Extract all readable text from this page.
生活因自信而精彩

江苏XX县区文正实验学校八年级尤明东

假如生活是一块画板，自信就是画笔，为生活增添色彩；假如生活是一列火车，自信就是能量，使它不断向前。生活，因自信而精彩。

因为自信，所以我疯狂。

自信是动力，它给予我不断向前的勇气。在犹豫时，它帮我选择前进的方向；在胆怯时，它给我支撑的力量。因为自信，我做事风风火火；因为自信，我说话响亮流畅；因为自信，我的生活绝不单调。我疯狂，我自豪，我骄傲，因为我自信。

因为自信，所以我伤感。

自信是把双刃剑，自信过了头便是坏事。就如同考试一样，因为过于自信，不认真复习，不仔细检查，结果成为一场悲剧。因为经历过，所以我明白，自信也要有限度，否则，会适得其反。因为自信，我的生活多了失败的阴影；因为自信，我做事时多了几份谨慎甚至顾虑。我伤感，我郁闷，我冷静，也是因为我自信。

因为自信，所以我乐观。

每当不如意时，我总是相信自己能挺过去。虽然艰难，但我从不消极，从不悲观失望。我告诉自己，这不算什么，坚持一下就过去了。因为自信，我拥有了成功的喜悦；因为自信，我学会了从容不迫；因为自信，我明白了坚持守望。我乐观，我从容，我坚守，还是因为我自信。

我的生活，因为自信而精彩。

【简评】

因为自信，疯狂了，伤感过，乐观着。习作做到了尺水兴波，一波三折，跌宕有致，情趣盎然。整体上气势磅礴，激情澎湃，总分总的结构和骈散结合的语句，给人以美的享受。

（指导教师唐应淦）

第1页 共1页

**Written task**
Write out the whole listing again, exactly as it stands.

**Solved problem**
Extract all readable text from this page.
生活因自信而精彩

江苏XX县区文正实验学校八年级尤明东

假如生活是一块画板，自信就是画笔，为生活增添色彩；假如生活是一列火车，自信就是能量，使它不断向前。生活，因自信而精彩。

因为自信，所以我疯狂。

自信是动力，它给予我不断向前的勇气。在犹豫时，它帮我选择前进的方向；在胆怯时，它给我支撑的力量。因为自信，我做事风风火火；因为自信，我说话响亮流畅；因为自信，我的生活绝不单调。我疯狂，我自豪，我骄傲，因为我自信。

因为自信，所以我伤感。

自信是把双刃剑，自信过了头便是坏事。就如同考试一样，因为过于自信，不认真复习，不仔细检查，结果成为一场悲剧。因为经历过，所以我明白，自信也要有限度，否则，会适得其反。因为自信，我的生活多了失败的阴影；因为自信，我做事时多了几份谨慎甚至顾虑。我伤感，我郁闷，我冷静，也是因为我自信。

因为自信，所以我乐观。

每当不如意时，我总是相信自己能挺过去。虽然艰难，但我从不消极，从不悲观失望。我告诉自己，这不算什么，坚持一下就过去了。因为自信，我拥有了成功的喜悦；因为自信，我学会了从容不迫；因为自信，我明白了坚持守望。我乐观，我从容，我坚守，还是因为我自信。

我的生活，因为自信而精彩。

【简评】

因为自信，疯狂了，伤感过，乐观着。习作做到了尺水兴波，一波三折，跌宕有致，情趣盎然。整体上气势磅礴，激情澎湃，总分总的结构和骈散结合的语句，给人以美的享受。

（指导教师唐应淦）

第1页 共1页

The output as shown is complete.